(Figure record extracts)
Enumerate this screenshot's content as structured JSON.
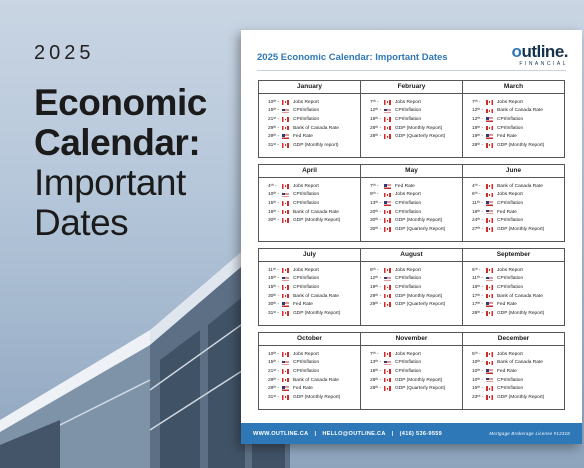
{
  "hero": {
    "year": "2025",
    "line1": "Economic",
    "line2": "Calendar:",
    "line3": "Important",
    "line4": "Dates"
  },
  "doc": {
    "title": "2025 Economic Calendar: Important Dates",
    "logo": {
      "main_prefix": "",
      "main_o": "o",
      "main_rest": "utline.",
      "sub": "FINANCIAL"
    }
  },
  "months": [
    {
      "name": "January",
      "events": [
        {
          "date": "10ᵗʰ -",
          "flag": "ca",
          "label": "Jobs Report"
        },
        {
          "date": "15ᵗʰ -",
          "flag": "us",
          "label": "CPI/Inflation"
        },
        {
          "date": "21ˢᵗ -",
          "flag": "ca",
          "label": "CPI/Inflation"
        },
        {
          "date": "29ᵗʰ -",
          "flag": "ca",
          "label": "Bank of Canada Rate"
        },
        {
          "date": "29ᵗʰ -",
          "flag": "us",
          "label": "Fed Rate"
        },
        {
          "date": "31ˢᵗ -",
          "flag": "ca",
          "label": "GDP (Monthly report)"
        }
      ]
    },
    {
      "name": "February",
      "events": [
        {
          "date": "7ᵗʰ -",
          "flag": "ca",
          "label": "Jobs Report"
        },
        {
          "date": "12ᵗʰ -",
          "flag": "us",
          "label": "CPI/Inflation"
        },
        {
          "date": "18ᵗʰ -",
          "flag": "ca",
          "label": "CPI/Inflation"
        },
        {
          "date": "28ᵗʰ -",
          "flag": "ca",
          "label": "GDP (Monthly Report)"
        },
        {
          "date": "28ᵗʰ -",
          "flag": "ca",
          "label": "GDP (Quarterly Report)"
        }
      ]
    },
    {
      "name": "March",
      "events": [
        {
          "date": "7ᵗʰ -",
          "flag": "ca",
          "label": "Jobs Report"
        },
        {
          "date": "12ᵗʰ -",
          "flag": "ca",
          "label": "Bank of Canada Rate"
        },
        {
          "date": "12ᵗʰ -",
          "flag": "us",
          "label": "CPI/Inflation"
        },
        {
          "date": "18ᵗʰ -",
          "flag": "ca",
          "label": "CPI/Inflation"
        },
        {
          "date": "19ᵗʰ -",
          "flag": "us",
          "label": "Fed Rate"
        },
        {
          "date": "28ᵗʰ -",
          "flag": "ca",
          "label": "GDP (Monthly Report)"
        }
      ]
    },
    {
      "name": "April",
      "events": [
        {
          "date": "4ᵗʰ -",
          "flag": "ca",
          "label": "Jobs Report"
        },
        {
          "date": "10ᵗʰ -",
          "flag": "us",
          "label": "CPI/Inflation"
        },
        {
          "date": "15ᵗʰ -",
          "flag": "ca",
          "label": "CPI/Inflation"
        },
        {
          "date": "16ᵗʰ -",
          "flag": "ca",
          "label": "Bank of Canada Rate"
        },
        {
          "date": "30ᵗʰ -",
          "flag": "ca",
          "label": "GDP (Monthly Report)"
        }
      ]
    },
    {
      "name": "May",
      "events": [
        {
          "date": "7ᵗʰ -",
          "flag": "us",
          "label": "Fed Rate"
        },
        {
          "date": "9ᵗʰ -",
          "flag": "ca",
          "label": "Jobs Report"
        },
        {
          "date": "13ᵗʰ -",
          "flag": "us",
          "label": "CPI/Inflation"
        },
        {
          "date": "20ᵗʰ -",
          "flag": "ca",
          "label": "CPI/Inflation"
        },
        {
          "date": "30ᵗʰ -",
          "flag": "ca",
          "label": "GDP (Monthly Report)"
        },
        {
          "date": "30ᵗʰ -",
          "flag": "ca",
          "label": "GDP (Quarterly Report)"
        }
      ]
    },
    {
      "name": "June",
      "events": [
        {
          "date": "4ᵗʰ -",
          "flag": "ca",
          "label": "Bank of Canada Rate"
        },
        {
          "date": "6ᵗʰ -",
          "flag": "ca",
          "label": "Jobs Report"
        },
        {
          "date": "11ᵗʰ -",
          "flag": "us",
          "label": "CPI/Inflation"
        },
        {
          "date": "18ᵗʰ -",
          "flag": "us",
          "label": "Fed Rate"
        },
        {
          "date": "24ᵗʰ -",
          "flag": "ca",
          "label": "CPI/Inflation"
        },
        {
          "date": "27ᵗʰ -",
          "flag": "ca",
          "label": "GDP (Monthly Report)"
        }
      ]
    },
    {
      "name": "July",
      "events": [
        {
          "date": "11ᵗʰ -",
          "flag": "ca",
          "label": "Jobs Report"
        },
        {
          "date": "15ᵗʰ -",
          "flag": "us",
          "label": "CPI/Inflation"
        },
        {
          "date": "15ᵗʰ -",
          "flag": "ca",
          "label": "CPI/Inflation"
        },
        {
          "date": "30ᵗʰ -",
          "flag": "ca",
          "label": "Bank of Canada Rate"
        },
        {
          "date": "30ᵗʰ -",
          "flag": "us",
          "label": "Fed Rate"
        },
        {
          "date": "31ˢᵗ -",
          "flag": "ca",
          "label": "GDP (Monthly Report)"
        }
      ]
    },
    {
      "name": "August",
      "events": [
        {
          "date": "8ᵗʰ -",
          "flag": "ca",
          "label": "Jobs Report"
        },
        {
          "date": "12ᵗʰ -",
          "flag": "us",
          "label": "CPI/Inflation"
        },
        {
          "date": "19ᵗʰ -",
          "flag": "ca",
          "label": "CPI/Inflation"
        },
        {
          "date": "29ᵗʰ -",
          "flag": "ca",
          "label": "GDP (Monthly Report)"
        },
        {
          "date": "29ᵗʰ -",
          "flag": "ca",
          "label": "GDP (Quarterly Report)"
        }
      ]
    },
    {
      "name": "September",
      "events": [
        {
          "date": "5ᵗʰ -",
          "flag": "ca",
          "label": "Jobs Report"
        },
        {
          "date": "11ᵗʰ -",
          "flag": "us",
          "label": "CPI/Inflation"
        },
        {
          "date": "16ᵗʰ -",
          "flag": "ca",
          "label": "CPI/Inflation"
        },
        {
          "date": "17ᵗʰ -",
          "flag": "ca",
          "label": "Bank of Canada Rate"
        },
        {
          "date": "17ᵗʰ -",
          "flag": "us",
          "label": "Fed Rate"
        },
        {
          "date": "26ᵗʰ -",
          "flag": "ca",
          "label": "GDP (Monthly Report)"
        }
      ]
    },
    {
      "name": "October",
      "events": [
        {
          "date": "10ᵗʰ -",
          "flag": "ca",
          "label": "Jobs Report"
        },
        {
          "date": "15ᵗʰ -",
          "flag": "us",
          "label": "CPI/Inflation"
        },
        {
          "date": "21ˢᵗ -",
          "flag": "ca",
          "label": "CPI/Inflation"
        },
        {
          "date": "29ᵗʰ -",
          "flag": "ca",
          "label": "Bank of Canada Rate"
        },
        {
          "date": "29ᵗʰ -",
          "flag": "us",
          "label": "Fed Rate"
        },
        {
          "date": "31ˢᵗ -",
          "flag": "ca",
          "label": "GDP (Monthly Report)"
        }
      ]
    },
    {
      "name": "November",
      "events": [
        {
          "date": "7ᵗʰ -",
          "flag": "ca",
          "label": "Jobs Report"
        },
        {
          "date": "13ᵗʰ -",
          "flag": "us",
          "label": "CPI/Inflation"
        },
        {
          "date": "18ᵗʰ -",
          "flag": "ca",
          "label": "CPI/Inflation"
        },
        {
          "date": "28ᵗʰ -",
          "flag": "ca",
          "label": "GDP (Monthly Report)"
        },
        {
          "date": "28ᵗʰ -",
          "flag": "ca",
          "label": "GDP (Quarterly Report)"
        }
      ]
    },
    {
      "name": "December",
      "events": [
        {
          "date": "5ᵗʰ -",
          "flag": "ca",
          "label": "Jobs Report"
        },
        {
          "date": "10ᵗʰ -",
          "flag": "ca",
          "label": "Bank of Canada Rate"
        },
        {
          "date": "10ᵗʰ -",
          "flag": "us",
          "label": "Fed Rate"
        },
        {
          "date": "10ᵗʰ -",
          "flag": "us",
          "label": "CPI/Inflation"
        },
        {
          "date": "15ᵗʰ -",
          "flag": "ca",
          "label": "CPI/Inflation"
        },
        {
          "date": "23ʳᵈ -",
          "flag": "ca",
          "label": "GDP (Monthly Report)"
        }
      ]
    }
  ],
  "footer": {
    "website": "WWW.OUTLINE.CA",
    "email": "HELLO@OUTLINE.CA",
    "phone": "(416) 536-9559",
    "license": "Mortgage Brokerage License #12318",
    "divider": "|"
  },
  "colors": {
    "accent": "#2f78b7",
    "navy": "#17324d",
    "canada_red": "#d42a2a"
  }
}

== Stated goal ==
Read through the entries and copy every line that includes "OUTLINE".

== Result of the task ==
    "website": "WWW.OUTLINE.CA",
    "email": "HELLO@OUTLINE.CA",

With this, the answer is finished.